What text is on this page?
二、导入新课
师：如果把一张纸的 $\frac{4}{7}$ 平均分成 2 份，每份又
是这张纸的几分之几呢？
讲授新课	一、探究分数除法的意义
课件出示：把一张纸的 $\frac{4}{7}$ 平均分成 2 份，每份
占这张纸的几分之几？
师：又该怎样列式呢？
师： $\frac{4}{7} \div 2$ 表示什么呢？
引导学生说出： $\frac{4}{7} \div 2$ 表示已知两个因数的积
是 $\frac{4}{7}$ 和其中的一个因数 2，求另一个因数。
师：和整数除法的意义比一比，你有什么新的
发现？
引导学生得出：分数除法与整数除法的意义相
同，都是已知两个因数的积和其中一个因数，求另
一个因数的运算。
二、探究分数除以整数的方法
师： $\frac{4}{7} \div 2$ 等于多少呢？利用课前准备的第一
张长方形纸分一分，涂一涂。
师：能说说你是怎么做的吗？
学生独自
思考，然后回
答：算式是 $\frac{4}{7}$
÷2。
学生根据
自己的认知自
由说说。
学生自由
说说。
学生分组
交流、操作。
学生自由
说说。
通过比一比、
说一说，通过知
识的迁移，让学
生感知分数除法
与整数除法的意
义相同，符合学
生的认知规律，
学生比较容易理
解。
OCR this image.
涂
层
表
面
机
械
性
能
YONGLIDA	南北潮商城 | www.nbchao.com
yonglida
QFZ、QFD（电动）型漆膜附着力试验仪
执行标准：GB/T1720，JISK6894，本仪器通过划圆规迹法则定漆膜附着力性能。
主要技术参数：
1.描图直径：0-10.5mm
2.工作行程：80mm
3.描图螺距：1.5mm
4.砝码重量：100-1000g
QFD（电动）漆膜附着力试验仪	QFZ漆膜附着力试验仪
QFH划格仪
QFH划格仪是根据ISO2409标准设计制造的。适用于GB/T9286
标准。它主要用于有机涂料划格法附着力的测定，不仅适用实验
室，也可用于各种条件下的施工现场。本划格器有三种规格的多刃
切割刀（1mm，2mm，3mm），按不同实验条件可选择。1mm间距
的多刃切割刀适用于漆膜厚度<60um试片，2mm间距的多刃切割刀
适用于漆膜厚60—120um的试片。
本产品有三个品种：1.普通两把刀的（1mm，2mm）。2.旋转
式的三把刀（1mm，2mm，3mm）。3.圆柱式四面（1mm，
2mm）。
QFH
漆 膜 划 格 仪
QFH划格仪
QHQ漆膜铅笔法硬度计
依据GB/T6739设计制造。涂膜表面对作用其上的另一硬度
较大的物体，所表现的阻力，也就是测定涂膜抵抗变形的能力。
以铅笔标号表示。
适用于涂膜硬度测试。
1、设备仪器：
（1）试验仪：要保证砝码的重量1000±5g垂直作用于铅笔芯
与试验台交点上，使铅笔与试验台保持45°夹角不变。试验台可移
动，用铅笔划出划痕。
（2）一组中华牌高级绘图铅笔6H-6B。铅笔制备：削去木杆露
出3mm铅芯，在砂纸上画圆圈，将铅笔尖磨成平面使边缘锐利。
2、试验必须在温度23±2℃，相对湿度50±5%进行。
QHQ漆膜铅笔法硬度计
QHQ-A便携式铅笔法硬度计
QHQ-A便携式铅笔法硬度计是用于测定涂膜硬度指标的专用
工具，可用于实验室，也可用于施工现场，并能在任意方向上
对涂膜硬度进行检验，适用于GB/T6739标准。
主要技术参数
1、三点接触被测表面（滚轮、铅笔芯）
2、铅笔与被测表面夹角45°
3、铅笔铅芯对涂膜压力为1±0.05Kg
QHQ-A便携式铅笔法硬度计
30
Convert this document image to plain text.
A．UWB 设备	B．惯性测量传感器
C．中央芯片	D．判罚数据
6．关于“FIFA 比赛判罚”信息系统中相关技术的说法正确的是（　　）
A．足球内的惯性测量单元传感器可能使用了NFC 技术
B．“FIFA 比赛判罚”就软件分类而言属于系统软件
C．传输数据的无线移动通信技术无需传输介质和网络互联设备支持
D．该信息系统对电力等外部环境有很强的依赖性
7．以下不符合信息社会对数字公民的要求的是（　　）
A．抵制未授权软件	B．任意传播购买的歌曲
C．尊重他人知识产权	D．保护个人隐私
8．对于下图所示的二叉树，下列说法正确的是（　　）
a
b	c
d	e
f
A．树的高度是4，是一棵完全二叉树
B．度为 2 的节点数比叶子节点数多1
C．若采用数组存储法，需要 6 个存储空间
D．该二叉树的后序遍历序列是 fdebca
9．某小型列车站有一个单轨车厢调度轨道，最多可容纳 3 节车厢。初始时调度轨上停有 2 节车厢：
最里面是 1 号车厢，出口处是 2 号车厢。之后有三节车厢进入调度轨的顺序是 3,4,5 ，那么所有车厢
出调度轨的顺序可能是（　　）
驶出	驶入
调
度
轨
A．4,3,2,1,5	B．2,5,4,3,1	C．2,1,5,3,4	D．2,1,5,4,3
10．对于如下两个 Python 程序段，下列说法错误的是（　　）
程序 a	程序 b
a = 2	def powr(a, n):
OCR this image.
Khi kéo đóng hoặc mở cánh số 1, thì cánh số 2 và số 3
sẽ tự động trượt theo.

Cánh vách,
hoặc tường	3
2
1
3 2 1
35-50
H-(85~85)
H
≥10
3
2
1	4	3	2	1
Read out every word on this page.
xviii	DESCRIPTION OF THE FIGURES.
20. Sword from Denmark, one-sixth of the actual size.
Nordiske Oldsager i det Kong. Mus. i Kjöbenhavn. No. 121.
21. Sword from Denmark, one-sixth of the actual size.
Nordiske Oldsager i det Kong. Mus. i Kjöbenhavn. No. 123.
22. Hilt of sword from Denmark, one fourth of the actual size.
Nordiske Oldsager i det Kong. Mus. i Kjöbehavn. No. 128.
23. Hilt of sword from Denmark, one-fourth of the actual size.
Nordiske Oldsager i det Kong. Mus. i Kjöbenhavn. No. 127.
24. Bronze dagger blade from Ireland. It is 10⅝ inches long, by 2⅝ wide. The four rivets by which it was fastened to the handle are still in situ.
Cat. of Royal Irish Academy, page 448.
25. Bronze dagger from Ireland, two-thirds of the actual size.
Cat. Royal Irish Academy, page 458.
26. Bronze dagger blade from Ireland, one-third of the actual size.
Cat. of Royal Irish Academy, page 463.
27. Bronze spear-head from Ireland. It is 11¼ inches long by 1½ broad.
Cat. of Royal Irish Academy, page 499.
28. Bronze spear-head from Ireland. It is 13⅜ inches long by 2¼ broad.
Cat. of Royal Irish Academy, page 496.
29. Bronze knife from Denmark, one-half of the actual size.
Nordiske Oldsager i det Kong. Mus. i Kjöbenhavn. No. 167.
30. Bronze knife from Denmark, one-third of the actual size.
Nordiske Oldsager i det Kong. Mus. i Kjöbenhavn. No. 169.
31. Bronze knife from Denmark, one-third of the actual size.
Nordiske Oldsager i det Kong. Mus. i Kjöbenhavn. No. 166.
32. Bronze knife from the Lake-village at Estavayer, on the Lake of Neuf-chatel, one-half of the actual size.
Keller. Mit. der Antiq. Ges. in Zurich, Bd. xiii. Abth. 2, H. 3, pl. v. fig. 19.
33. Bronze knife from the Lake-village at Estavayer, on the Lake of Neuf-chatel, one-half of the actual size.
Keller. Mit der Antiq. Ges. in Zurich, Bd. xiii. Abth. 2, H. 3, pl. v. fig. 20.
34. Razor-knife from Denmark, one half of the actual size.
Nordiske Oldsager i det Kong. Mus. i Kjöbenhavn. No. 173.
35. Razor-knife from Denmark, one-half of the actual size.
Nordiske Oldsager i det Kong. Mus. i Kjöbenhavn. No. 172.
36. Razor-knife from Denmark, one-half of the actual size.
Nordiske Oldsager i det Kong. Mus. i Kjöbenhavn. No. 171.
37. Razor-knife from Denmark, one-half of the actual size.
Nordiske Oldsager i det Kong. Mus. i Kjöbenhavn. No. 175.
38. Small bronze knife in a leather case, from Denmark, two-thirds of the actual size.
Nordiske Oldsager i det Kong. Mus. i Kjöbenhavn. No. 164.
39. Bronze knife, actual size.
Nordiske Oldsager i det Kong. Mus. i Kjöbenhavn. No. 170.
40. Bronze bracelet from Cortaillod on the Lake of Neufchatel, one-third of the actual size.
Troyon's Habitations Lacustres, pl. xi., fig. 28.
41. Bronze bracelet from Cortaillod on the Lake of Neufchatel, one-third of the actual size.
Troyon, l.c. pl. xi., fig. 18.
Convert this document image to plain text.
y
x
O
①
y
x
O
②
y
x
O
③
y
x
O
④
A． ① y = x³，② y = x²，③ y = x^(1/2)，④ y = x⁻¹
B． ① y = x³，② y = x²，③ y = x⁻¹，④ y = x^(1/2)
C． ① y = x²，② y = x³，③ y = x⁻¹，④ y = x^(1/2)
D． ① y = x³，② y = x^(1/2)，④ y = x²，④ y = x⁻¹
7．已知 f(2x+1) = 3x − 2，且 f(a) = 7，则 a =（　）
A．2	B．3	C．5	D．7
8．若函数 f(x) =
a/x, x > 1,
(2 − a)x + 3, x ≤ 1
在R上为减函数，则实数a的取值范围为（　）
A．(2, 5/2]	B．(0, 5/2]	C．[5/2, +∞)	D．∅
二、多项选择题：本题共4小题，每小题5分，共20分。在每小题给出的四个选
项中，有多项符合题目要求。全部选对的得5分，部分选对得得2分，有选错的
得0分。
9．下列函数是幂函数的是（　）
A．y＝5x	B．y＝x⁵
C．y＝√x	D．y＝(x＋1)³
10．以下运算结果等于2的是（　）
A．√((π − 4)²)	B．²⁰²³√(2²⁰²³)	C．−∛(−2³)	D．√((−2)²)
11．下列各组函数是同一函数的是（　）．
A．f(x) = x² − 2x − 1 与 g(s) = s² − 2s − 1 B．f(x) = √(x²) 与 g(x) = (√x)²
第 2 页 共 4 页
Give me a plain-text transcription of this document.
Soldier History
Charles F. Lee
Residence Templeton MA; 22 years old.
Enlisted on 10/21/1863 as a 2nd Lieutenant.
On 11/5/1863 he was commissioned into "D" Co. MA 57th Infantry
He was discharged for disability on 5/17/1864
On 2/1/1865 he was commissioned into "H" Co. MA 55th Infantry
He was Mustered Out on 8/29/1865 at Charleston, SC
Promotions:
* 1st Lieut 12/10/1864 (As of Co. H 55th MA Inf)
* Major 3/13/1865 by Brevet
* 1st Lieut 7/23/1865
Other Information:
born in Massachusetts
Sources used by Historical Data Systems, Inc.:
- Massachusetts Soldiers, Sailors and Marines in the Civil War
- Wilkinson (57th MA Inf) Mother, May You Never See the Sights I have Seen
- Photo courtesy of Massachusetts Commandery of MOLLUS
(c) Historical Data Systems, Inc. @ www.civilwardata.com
· · · · · · ·
#### WRITTEN PROBLEM
Tally the lines holding the string "commissioned" and give only the count.

#### THE SOLUTION
2